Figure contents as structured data
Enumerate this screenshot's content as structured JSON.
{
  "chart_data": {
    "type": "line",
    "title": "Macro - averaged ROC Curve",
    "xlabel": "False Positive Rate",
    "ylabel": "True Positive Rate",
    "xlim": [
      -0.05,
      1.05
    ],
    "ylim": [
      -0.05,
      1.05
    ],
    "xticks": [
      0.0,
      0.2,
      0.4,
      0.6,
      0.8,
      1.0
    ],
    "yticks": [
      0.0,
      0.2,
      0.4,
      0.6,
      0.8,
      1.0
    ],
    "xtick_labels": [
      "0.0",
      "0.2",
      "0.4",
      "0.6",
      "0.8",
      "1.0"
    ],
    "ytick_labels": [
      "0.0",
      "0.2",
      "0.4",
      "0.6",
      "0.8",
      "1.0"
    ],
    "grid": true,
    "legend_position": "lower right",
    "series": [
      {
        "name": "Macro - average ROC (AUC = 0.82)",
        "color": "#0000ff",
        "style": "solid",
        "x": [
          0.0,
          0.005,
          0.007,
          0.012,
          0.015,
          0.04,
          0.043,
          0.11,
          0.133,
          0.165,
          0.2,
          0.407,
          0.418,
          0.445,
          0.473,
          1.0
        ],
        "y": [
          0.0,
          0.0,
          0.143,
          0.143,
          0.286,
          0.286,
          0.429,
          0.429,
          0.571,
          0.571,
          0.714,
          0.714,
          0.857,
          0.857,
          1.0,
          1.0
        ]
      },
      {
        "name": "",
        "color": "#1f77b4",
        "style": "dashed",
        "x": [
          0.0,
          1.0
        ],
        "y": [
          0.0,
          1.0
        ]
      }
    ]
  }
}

Task »
Your task is to retype all of the records exactly.

Answer »
Enumerate this screenshot's content as structured JSON.
{
  "chart_data": {
    "type": "line",
    "title": "Macro - averaged ROC Curve",
    "xlabel": "False Positive Rate",
    "ylabel": "True Positive Rate",
    "xlim": [
      -0.05,
      1.05
    ],
    "ylim": [
      -0.05,
      1.05
    ],
    "xticks": [
      0.0,
      0.2,
      0.4,
      0.6,
      0.8,
      1.0
    ],
    "yticks": [
      0.0,
      0.2,
      0.4,
      0.6,
      0.8,
      1.0
    ],
    "xtick_labels": [
      "0.0",
      "0.2",
      "0.4",
      "0.6",
      "0.8",
      "1.0"
    ],
    "ytick_labels": [
      "0.0",
      "0.2",
      "0.4",
      "0.6",
      "0.8",
      "1.0"
    ],
    "grid": true,
    "legend_position": "lower right",
    "series": [
      {
        "name": "Macro - average ROC (AUC = 0.82)",
        "color": "#0000ff",
        "style": "solid",
        "x": [
          0.0,
          0.005,
          0.007,
          0.012,
          0.015,
          0.04,
          0.043,
          0.11,
          0.133,
          0.165,
          0.2,
          0.407,
          0.418,
          0.445,
          0.473,
          1.0
        ],
        "y": [
          0.0,
          0.0,
          0.143,
          0.143,
          0.286,
          0.286,
          0.429,
          0.429,
          0.571,
          0.571,
          0.714,
          0.714,
          0.857,
          0.857,
          1.0,
          1.0
        ]
      },
      {
        "name": "",
        "color": "#1f77b4",
        "style": "dashed",
        "x": [
          0.0,
          1.0
        ],
        "y": [
          0.0,
          1.0
        ]
      }
    ]
  }
}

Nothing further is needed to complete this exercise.